§ **TASK OBJECTIVE**: Make an exact copy of the listing below.

====== DATA FOR THE TASK ======

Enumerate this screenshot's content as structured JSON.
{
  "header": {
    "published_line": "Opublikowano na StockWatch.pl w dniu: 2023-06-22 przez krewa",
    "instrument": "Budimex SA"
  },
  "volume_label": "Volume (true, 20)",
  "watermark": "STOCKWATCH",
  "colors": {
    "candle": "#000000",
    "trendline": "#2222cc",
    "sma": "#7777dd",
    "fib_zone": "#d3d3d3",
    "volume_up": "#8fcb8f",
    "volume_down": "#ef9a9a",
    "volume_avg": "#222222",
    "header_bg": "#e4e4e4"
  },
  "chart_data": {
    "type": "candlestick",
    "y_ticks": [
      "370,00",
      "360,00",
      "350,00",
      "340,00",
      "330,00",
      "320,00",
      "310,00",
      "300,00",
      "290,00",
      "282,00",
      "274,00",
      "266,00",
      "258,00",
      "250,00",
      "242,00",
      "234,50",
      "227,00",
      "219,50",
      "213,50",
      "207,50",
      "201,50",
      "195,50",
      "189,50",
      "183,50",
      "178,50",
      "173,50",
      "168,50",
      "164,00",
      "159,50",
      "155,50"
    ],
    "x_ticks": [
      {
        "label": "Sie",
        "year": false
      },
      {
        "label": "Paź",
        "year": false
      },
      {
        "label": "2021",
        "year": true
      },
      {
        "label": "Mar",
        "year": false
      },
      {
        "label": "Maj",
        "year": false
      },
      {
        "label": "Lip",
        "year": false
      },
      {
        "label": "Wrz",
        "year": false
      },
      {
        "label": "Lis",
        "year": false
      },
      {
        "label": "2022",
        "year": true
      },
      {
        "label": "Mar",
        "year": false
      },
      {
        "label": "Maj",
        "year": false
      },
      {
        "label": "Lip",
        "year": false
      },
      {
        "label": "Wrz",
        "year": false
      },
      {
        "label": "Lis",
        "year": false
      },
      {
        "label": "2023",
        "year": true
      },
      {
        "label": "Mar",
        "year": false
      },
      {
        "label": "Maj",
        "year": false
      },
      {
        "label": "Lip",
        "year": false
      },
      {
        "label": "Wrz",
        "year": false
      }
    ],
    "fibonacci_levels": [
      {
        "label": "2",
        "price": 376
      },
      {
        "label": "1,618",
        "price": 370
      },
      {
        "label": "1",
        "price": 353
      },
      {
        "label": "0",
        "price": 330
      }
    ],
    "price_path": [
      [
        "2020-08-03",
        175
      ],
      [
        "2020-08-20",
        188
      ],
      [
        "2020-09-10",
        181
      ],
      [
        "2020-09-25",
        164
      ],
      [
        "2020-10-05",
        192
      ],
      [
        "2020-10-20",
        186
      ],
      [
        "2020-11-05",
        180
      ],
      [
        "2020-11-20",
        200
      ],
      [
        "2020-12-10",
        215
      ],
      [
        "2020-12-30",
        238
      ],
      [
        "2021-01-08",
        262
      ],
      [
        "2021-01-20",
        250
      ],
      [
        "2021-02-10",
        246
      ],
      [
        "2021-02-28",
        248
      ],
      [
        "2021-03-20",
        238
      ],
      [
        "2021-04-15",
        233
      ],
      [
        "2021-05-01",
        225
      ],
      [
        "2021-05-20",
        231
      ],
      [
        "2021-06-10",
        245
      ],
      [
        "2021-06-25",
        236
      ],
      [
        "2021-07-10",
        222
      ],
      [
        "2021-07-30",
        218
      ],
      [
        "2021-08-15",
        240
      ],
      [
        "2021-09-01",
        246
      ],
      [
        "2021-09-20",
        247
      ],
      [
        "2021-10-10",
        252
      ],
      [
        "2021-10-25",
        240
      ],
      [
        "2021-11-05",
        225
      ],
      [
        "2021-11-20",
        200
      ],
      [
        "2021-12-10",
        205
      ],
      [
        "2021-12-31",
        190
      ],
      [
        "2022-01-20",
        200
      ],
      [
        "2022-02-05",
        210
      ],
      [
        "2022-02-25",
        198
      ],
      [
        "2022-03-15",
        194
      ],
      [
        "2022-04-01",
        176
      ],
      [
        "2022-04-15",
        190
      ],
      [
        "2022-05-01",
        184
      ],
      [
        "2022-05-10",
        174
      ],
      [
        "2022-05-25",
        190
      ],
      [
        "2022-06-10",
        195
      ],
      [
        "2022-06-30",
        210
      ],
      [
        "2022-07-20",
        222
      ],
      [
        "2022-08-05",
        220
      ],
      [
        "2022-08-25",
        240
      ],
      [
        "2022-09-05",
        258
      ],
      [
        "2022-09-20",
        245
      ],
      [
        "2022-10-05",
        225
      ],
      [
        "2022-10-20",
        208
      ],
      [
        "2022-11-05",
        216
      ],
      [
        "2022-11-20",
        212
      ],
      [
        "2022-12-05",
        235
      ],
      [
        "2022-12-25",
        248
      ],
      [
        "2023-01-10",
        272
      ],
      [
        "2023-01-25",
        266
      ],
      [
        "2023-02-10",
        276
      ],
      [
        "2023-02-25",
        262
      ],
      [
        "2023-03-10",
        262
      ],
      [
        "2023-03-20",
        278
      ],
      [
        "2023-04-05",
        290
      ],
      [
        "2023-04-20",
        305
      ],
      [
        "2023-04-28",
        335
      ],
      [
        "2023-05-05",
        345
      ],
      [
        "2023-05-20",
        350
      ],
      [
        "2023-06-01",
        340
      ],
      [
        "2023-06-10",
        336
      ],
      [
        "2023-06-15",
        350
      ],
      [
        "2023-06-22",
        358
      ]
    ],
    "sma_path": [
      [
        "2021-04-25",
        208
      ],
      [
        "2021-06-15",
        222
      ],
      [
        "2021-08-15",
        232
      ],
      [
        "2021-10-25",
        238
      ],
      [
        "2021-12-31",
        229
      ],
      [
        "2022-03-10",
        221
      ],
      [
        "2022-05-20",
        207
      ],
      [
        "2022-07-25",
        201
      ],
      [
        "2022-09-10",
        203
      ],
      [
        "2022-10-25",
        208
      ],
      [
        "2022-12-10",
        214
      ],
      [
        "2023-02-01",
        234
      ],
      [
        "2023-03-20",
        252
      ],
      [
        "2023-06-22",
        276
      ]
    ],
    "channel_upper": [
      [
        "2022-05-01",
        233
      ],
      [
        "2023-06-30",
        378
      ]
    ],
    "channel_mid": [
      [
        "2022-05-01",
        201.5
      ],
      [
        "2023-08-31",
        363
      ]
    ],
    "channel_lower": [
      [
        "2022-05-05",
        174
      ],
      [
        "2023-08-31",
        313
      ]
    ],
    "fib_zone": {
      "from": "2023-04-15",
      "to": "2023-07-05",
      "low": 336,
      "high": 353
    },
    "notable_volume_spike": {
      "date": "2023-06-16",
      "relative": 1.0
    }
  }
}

======

§ **RESULT OF THIS TASK**:
Enumerate this screenshot's content as structured JSON.
{
  "header": {
    "published_line": "Opublikowano na StockWatch.pl w dniu: 2023-06-22 przez krewa",
    "instrument": "Budimex SA"
  },
  "volume_label": "Volume (true, 20)",
  "watermark": "STOCKWATCH",
  "colors": {
    "candle": "#000000",
    "trendline": "#2222cc",
    "sma": "#7777dd",
    "fib_zone": "#d3d3d3",
    "volume_up": "#8fcb8f",
    "volume_down": "#ef9a9a",
    "volume_avg": "#222222",
    "header_bg": "#e4e4e4"
  },
  "chart_data": {
    "type": "candlestick",
    "y_ticks": [
      "370,00",
      "360,00",
      "350,00",
      "340,00",
      "330,00",
      "320,00",
      "310,00",
      "300,00",
      "290,00",
      "282,00",
      "274,00",
      "266,00",
      "258,00",
      "250,00",
      "242,00",
      "234,50",
      "227,00",
      "219,50",
      "213,50",
      "207,50",
      "201,50",
      "195,50",
      "189,50",
      "183,50",
      "178,50",
      "173,50",
      "168,50",
      "164,00",
      "159,50",
      "155,50"
    ],
    "x_ticks": [
      {
        "label": "Sie",
        "year": false
      },
      {
        "label": "Paź",
        "year": false
      },
      {
        "label": "2021",
        "year": true
      },
      {
        "label": "Mar",
        "year": false
      },
      {
        "label": "Maj",
        "year": false
      },
      {
        "label": "Lip",
        "year": false
      },
      {
        "label": "Wrz",
        "year": false
      },
      {
        "label": "Lis",
        "year": false
      },
      {
        "label": "2022",
        "year": true
      },
      {
        "label": "Mar",
        "year": false
      },
      {
        "label": "Maj",
        "year": false
      },
      {
        "label": "Lip",
        "year": false
      },
      {
        "label": "Wrz",
        "year": false
      },
      {
        "label": "Lis",
        "year": false
      },
      {
        "label": "2023",
        "year": true
      },
      {
        "label": "Mar",
        "year": false
      },
      {
        "label": "Maj",
        "year": false
      },
      {
        "label": "Lip",
        "year": false
      },
      {
        "label": "Wrz",
        "year": false
      }
    ],
    "fibonacci_levels": [
      {
        "label": "2",
        "price": 376
      },
      {
        "label": "1,618",
        "price": 370
      },
      {
        "label": "1",
        "price": 353
      },
      {
        "label": "0",
        "price": 330
      }
    ],
    "price_path": [
      [
        "2020-08-03",
        175
      ],
      [
        "2020-08-20",
        188
      ],
      [
        "2020-09-10",
        181
      ],
      [
        "2020-09-25",
        164
      ],
      [
        "2020-10-05",
        192
      ],
      [
        "2020-10-20",
        186
      ],
      [
        "2020-11-05",
        180
      ],
      [
        "2020-11-20",
        200
      ],
      [
        "2020-12-10",
        215
      ],
      [
        "2020-12-30",
        238
      ],
      [
        "2021-01-08",
        262
      ],
      [
        "2021-01-20",
        250
      ],
      [
        "2021-02-10",
        246
      ],
      [
        "2021-02-28",
        248
      ],
      [
        "2021-03-20",
        238
      ],
      [
        "2021-04-15",
        233
      ],
      [
        "2021-05-01",
        225
      ],
      [
        "2021-05-20",
        231
      ],
      [
        "2021-06-10",
        245
      ],
      [
        "2021-06-25",
        236
      ],
      [
        "2021-07-10",
        222
      ],
      [
        "2021-07-30",
        218
      ],
      [
        "2021-08-15",
        240
      ],
      [
        "2021-09-01",
        246
      ],
      [
        "2021-09-20",
        247
      ],
      [
        "2021-10-10",
        252
      ],
      [
        "2021-10-25",
        240
      ],
      [
        "2021-11-05",
        225
      ],
      [
        "2021-11-20",
        200
      ],
      [
        "2021-12-10",
        205
      ],
      [
        "2021-12-31",
        190
      ],
      [
        "2022-01-20",
        200
      ],
      [
        "2022-02-05",
        210
      ],
      [
        "2022-02-25",
        198
      ],
      [
        "2022-03-15",
        194
      ],
      [
        "2022-04-01",
        176
      ],
      [
        "2022-04-15",
        190
      ],
      [
        "2022-05-01",
        184
      ],
      [
        "2022-05-10",
        174
      ],
      [
        "2022-05-25",
        190
      ],
      [
        "2022-06-10",
        195
      ],
      [
        "2022-06-30",
        210
      ],
      [
        "2022-07-20",
        222
      ],
      [
        "2022-08-05",
        220
      ],
      [
        "2022-08-25",
        240
      ],
      [
        "2022-09-05",
        258
      ],
      [
        "2022-09-20",
        245
      ],
      [
        "2022-10-05",
        225
      ],
      [
        "2022-10-20",
        208
      ],
      [
        "2022-11-05",
        216
      ],
      [
        "2022-11-20",
        212
      ],
      [
        "2022-12-05",
        235
      ],
      [
        "2022-12-25",
        248
      ],
      [
        "2023-01-10",
        272
      ],
      [
        "2023-01-25",
        266
      ],
      [
        "2023-02-10",
        276
      ],
      [
        "2023-02-25",
        262
      ],
      [
        "2023-03-10",
        262
      ],
      [
        "2023-03-20",
        278
      ],
      [
        "2023-04-05",
        290
      ],
      [
        "2023-04-20",
        305
      ],
      [
        "2023-04-28",
        335
      ],
      [
        "2023-05-05",
        345
      ],
      [
        "2023-05-20",
        350
      ],
      [
        "2023-06-01",
        340
      ],
      [
        "2023-06-10",
        336
      ],
      [
        "2023-06-15",
        350
      ],
      [
        "2023-06-22",
        358
      ]
    ],
    "sma_path": [
      [
        "2021-04-25",
        208
      ],
      [
        "2021-06-15",
        222
      ],
      [
        "2021-08-15",
        232
      ],
      [
        "2021-10-25",
        238
      ],
      [
        "2021-12-31",
        229
      ],
      [
        "2022-03-10",
        221
      ],
      [
        "2022-05-20",
        207
      ],
      [
        "2022-07-25",
        201
      ],
      [
        "2022-09-10",
        203
      ],
      [
        "2022-10-25",
        208
      ],
      [
        "2022-12-10",
        214
      ],
      [
        "2023-02-01",
        234
      ],
      [
        "2023-03-20",
        252
      ],
      [
        "2023-06-22",
        276
      ]
    ],
    "channel_upper": [
      [
        "2022-05-01",
        233
      ],
      [
        "2023-06-30",
        378
      ]
    ],
    "channel_mid": [
      [
        "2022-05-01",
        201.5
      ],
      [
        "2023-08-31",
        363
      ]
    ],
    "channel_lower": [
      [
        "2022-05-05",
        174
      ],
      [
        "2023-08-31",
        313
      ]
    ],
    "fib_zone": {
      "from": "2023-04-15",
      "to": "2023-07-05",
      "low": 336,
      "high": 353
    },
    "notable_volume_spike": {
      "date": "2023-06-16",
      "relative": 1.0
    }
  }
}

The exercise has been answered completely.